**Exercise aim:** Collect and copy out each line of the records below that contains the word "walls". Case counts.

**The input:**

╔══

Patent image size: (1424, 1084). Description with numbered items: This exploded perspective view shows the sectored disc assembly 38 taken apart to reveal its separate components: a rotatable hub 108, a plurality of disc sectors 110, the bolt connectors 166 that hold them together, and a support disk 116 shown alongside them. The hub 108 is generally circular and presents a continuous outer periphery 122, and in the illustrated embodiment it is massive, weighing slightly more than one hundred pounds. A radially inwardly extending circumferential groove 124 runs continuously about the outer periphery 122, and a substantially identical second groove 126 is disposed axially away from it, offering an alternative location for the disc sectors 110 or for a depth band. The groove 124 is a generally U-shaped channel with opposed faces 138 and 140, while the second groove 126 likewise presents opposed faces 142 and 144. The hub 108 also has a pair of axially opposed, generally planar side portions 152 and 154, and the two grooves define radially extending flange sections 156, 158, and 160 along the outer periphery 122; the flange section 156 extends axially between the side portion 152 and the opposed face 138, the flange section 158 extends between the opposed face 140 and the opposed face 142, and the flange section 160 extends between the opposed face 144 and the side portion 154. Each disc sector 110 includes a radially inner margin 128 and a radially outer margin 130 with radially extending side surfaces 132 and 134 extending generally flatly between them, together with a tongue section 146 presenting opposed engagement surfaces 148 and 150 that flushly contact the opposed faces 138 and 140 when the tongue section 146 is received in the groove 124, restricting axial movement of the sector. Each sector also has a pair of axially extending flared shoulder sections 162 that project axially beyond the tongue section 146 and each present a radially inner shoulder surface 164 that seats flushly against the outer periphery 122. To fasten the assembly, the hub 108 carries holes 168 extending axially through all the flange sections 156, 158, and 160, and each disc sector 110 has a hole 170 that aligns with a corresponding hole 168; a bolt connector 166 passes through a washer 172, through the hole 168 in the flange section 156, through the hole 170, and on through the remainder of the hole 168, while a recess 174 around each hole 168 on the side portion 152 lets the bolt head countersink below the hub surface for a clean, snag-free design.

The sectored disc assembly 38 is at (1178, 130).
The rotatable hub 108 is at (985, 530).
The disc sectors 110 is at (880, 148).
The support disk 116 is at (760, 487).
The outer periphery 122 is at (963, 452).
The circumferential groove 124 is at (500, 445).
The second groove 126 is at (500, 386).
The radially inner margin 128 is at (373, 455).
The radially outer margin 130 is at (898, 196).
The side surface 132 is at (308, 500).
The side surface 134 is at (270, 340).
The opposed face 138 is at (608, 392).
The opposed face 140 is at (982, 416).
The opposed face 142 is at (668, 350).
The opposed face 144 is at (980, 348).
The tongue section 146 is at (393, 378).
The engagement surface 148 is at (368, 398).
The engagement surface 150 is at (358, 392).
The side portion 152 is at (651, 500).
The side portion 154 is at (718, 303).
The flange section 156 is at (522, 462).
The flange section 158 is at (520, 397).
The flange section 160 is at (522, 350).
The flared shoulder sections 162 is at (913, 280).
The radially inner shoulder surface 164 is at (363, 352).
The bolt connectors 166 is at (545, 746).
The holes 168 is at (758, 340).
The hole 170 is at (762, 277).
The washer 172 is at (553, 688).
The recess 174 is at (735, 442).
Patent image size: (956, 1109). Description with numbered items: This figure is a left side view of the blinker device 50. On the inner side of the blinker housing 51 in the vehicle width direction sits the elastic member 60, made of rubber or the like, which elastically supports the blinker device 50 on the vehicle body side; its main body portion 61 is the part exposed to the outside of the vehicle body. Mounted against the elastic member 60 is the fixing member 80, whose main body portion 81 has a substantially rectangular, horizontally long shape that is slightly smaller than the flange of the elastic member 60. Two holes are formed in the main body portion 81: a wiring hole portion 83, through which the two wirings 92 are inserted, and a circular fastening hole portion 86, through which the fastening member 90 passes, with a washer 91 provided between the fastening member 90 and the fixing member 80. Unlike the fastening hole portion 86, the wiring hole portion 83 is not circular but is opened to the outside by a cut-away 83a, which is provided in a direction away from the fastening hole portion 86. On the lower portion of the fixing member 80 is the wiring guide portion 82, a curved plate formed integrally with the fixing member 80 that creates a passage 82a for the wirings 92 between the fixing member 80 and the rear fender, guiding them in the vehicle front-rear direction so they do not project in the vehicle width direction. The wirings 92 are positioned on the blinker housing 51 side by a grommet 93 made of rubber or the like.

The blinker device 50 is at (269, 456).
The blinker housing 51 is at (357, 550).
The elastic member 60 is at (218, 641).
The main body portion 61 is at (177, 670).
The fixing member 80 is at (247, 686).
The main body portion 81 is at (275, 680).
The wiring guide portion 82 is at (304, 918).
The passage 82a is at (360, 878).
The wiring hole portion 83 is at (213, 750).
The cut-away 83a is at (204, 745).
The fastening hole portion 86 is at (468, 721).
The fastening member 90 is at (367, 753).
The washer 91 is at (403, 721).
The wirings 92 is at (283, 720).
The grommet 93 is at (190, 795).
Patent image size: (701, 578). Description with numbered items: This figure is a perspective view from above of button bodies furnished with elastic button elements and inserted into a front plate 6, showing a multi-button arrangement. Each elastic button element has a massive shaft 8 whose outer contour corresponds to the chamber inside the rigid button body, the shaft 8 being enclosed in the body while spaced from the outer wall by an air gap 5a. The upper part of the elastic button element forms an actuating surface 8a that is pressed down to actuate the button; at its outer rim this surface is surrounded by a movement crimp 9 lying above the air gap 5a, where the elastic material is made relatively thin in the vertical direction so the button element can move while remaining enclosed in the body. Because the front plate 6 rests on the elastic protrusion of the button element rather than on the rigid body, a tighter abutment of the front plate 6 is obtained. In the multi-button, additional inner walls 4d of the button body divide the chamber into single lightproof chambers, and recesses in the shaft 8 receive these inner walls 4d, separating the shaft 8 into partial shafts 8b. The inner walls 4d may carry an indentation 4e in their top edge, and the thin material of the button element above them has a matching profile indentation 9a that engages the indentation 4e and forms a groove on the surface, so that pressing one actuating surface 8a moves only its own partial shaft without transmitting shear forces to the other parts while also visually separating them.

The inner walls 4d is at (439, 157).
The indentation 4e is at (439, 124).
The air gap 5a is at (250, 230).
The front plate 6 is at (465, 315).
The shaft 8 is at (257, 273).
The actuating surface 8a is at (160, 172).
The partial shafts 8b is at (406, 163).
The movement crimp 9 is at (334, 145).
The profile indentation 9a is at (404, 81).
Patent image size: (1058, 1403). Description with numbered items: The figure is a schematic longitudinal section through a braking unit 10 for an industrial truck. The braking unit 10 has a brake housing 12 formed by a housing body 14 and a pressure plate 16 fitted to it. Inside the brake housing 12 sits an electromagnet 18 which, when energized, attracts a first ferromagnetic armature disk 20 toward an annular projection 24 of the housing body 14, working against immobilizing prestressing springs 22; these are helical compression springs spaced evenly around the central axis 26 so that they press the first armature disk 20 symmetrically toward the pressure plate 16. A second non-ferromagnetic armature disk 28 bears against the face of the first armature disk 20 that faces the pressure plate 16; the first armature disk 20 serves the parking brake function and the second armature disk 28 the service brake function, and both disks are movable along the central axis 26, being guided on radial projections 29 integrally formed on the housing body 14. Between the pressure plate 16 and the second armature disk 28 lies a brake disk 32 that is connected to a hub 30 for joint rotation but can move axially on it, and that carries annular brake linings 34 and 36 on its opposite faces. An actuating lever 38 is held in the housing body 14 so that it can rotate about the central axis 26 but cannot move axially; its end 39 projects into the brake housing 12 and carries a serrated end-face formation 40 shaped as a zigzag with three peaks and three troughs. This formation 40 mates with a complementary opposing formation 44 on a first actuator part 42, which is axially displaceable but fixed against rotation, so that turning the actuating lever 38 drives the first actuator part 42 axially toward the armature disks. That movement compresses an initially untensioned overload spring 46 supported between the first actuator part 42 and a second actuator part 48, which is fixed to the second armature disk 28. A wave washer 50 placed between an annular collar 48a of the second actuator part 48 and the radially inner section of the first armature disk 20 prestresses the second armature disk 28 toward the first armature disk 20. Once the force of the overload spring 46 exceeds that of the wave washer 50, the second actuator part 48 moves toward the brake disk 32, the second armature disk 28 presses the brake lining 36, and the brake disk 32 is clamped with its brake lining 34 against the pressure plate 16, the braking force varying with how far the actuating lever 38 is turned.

╚══

**Complete output:**
Patent image size: (701, 578). Description with numbered items: This figure is a perspective view from above of button bodies furnished with elastic button elements and inserted into a front plate 6, showing a multi-button arrangement. Each elastic button element has a massive shaft 8 whose outer contour corresponds to the chamber inside the rigid button body, the shaft 8 being enclosed in the body while spaced from the outer wall by an air gap 5a. The upper part of the elastic button element forms an actuating surface 8a that is pressed down to actuate the button; at its outer rim this surface is surrounded by a movement crimp 9 lying above the air gap 5a, where the elastic material is made relatively thin in the vertical direction so the button element can move while remaining enclosed in the body. Because the front plate 6 rests on the elastic protrusion of the button element rather than on the rigid body, a tighter abutment of the front plate 6 is obtained. In the multi-button, additional inner walls 4d of the button body divide the chamber into single lightproof chambers, and recesses in the shaft 8 receive these inner walls 4d, separating the shaft 8 into partial shafts 8b. The inner walls 4d may carry an indentation 4e in their top edge, and the thin material of the button element above them has a matching profile indentation 9a that engages the indentation 4e and forms a groove on the surface, so that pressing one actuating surface 8a moves only its own partial shaft without transmitting shear forces to the other parts while also visually separating them.
The inner walls 4d is at (439, 157).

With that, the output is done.